* Start *

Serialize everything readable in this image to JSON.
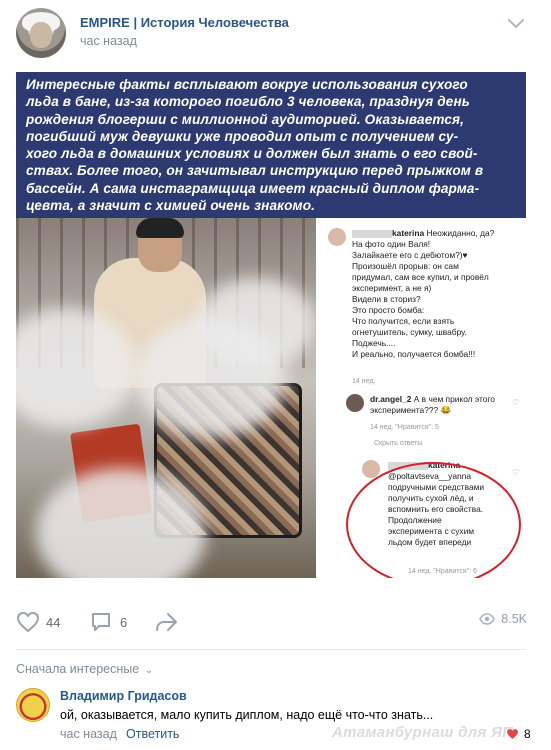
{
  "post": {
    "author": "EMPIRE | История Человечества",
    "time": "час назад"
  },
  "caption": {
    "lines": [
      "Интересные факты всплывают вокруг использования сухого",
      "льда в бане, из-за которого погибло 3 человека, празднуя день",
      "рождения блогерши с миллионной аудиторией. Оказывается,",
      "погибший муж девушки уже проводил опыт с получением су-",
      "хого льда в домашних условиях и должен был знать о его свой-",
      "ствах. Более того, он зачитывал инструкцию перед прыжком в",
      "бассейн. А сама инстаграмщица имеет красный диплом фарма-",
      "цевта, а значит с химией очень знакомо."
    ]
  },
  "instagram": {
    "comment1": {
      "user": "katerina",
      "lines": [
        "Неожиданно, да?",
        "На фото один Валя!",
        "Залайкаете его с дебютом?)♥",
        "Произошёл прорыв: он сам",
        "придумал, сам все купил, и провёл",
        "эксперимент, а не я)",
        "Видели в сториз?",
        "Это просто бомба:",
        "Что получится, если взять",
        "огнетушитель, сумку, швабру.",
        "Поджечь....",
        "И реально, получается бомба!!!"
      ],
      "meta": "14 нед."
    },
    "comment2": {
      "user": "dr.angel_2",
      "lines": [
        "А в чем прикол этого",
        "эксперимента??? 😂"
      ],
      "meta": "14 нед.   \"Нравится\": 5",
      "hide": "Скрыть ответы"
    },
    "comment3": {
      "user": "katerina",
      "lines": [
        "@poltavtseva__yanna",
        "подручными средствами",
        "получить сухой лёд, и",
        "вспомнить его свойства.",
        "Продолжение",
        "эксперимента с сухим",
        "льдом будет впереди"
      ],
      "meta": "14 нед.   \"Нравится\": 6"
    }
  },
  "actions": {
    "likes": "44",
    "comments": "6",
    "views": "8.5K"
  },
  "comments_sort": "Сначала интересные",
  "comment": {
    "author": "Владимир Гридасов",
    "text": "ой, оказывается, мало купить диплом, надо ещё что-что знать...",
    "time": "час назад",
    "reply": "Ответить",
    "likes": "8"
  },
  "watermark": "Атаманбурнаш для ЯП",
  "colors": {
    "link": "#2a5885",
    "muted": "#818c99",
    "caption_bg": "#2d3a72",
    "ring": "#d4202a"
  }
}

* End *

**What you are asked to do:** Repeat every record precisely. Any picture among them stays out of the copy.

**Answer in full:**
Serialize everything readable in this image to JSON.
{
  "post": {
    "author": "EMPIRE | История Человечества",
    "time": "час назад"
  },
  "caption": {
    "lines": [
      "Интересные факты всплывают вокруг использования сухого",
      "льда в бане, из-за которого погибло 3 человека, празднуя день",
      "рождения блогерши с миллионной аудиторией. Оказывается,",
      "погибший муж девушки уже проводил опыт с получением су-",
      "хого льда в домашних условиях и должен был знать о его свой-",
      "ствах. Более того, он зачитывал инструкцию перед прыжком в",
      "бассейн. А сама инстаграмщица имеет красный диплом фарма-",
      "цевта, а значит с химией очень знакомо."
    ]
  },
  "instagram": {
    "comment1": {
      "user": "katerina",
      "lines": [
        "Неожиданно, да?",
        "На фото один Валя!",
        "Залайкаете его с дебютом?)♥",
        "Произошёл прорыв: он сам",
        "придумал, сам все купил, и провёл",
        "эксперимент, а не я)",
        "Видели в сториз?",
        "Это просто бомба:",
        "Что получится, если взять",
        "огнетушитель, сумку, швабру.",
        "Поджечь....",
        "И реально, получается бомба!!!"
      ],
      "meta": "14 нед."
    },
    "comment2": {
      "user": "dr.angel_2",
      "lines": [
        "А в чем прикол этого",
        "эксперимента??? 😂"
      ],
      "meta": "14 нед.   \"Нравится\": 5",
      "hide": "Скрыть ответы"
    },
    "comment3": {
      "user": "katerina",
      "lines": [
        "@poltavtseva__yanna",
        "подручными средствами",
        "получить сухой лёд, и",
        "вспомнить его свойства.",
        "Продолжение",
        "эксперимента с сухим",
        "льдом будет впереди"
      ],
      "meta": "14 нед.   \"Нравится\": 6"
    }
  },
  "actions": {
    "likes": "44",
    "comments": "6",
    "views": "8.5K"
  },
  "comments_sort": "Сначала интересные",
  "comment": {
    "author": "Владимир Гридасов",
    "text": "ой, оказывается, мало купить диплом, надо ещё что-что знать...",
    "time": "час назад",
    "reply": "Ответить",
    "likes": "8"
  },
  "watermark": "Атаманбурнаш для ЯП",
  "colors": {
    "link": "#2a5885",
    "muted": "#818c99",
    "caption_bg": "#2d3a72",
    "ring": "#d4202a"
  }
}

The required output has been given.